What is being asked: Go through the listing and copy every line word for word.

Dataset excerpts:
--- BEGIN ---

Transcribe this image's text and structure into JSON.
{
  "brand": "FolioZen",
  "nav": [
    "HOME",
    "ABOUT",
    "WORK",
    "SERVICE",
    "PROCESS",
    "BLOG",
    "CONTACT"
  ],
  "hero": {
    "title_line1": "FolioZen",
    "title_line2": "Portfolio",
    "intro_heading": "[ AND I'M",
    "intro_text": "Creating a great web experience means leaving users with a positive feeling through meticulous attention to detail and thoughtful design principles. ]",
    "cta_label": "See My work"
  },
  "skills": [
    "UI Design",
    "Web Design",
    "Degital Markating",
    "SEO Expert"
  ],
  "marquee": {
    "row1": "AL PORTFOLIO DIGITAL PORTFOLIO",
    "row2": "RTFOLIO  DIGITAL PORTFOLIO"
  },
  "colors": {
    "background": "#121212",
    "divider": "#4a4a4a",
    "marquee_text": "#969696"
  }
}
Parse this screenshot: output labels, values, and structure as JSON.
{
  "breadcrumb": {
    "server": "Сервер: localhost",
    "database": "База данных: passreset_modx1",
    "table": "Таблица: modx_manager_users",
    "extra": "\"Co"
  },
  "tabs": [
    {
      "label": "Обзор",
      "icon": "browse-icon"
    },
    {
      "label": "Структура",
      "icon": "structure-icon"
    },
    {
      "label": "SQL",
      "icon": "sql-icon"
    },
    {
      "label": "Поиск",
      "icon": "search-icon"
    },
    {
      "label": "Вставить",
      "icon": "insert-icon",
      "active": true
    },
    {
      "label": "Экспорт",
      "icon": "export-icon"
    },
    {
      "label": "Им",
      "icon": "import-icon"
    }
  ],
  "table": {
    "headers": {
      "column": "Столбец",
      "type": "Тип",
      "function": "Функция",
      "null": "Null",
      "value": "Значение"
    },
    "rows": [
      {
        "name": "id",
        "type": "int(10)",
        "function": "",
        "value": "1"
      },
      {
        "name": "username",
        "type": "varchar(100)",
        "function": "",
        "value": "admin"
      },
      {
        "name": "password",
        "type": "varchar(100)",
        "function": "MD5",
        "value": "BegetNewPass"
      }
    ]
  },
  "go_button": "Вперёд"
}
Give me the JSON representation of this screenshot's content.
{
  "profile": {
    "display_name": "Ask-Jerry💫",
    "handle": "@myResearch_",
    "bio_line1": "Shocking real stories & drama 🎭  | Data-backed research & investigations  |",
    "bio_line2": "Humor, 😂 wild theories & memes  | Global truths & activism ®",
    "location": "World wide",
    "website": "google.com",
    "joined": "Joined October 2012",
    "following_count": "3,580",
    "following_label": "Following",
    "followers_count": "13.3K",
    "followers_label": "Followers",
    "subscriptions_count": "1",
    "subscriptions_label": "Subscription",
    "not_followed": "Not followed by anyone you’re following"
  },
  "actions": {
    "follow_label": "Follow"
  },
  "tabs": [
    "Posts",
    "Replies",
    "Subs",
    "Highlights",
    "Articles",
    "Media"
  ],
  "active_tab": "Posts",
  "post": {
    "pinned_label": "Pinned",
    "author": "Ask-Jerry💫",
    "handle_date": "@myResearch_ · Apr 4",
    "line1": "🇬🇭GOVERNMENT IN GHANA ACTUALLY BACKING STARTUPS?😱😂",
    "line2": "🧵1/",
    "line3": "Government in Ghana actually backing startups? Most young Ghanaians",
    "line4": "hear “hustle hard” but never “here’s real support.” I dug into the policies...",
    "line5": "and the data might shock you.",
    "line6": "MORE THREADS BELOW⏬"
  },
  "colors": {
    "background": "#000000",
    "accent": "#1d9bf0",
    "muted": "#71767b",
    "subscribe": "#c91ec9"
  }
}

--- END ---

Output below:
Transcribe this image's text and structure into JSON.
{
  "brand": "FolioZen",
  "nav": [
    "HOME",
    "ABOUT",
    "WORK",
    "SERVICE",
    "PROCESS",
    "BLOG",
    "CONTACT"
  ],
  "hero": {
    "title_line1": "FolioZen",
    "title_line2": "Portfolio",
    "intro_heading": "[ AND I'M",
    "intro_text": "Creating a great web experience means leaving users with a positive feeling through meticulous attention to detail and thoughtful design principles. ]",
    "cta_label": "See My work"
  },
  "skills": [
    "UI Design",
    "Web Design",
    "Degital Markating",
    "SEO Expert"
  ],
  "marquee": {
    "row1": "AL PORTFOLIO DIGITAL PORTFOLIO",
    "row2": "RTFOLIO  DIGITAL PORTFOLIO"
  },
  "colors": {
    "background": "#121212",
    "divider": "#4a4a4a",
    "marquee_text": "#969696"
  }
}
Parse this screenshot: output labels, values, and structure as JSON.
{
  "breadcrumb": {
    "server": "Сервер: localhost",
    "database": "База данных: passreset_modx1",
    "table": "Таблица: modx_manager_users",
    "extra": "\"Co"
  },
  "tabs": [
    {
      "label": "Обзор",
      "icon": "browse-icon"
    },
    {
      "label": "Структура",
      "icon": "structure-icon"
    },
    {
      "label": "SQL",
      "icon": "sql-icon"
    },
    {
      "label": "Поиск",
      "icon": "search-icon"
    },
    {
      "label": "Вставить",
      "icon": "insert-icon",
      "active": true
    },
    {
      "label": "Экспорт",
      "icon": "export-icon"
    },
    {
      "label": "Им",
      "icon": "import-icon"
    }
  ],
  "table": {
    "headers": {
      "column": "Столбец",
      "type": "Тип",
      "function": "Функция",
      "null": "Null",
      "value": "Значение"
    },
    "rows": [
      {
        "name": "id",
        "type": "int(10)",
        "function": "",
        "value": "1"
      },
      {
        "name": "username",
        "type": "varchar(100)",
        "function": "",
        "value": "admin"
      },
      {
        "name": "password",
        "type": "varchar(100)",
        "function": "MD5",
        "value": "BegetNewPass"
      }
    ]
  },
  "go_button": "Вперёд"
}
Give me the JSON representation of this screenshot's content.
{
  "profile": {
    "display_name": "Ask-Jerry💫",
    "handle": "@myResearch_",
    "bio_line1": "Shocking real stories & drama 🎭  | Data-backed research & investigations  |",
    "bio_line2": "Humor, 😂 wild theories & memes  | Global truths & activism ®",
    "location": "World wide",
    "website": "google.com",
    "joined": "Joined October 2012",
    "following_count": "3,580",
    "following_label": "Following",
    "followers_count": "13.3K",
    "followers_label": "Followers",
    "subscriptions_count": "1",
    "subscriptions_label": "Subscription",
    "not_followed": "Not followed by anyone you’re following"
  },
  "actions": {
    "follow_label": "Follow"
  },
  "tabs": [
    "Posts",
    "Replies",
    "Subs",
    "Highlights",
    "Articles",
    "Media"
  ],
  "active_tab": "Posts",
  "post": {
    "pinned_label": "Pinned",
    "author": "Ask-Jerry💫",
    "handle_date": "@myResearch_ · Apr 4",
    "line1": "🇬🇭GOVERNMENT IN GHANA ACTUALLY BACKING STARTUPS?😱😂",
    "line2": "🧵1/",
    "line3": "Government in Ghana actually backing startups? Most young Ghanaians",
    "line4": "hear “hustle hard” but never “here’s real support.” I dug into the policies...",
    "line5": "and the data might shock you.",
    "line6": "MORE THREADS BELOW⏬"
  },
  "colors": {
    "background": "#000000",
    "accent": "#1d9bf0",
    "muted": "#71767b",
    "subscribe": "#c91ec9"
  }
}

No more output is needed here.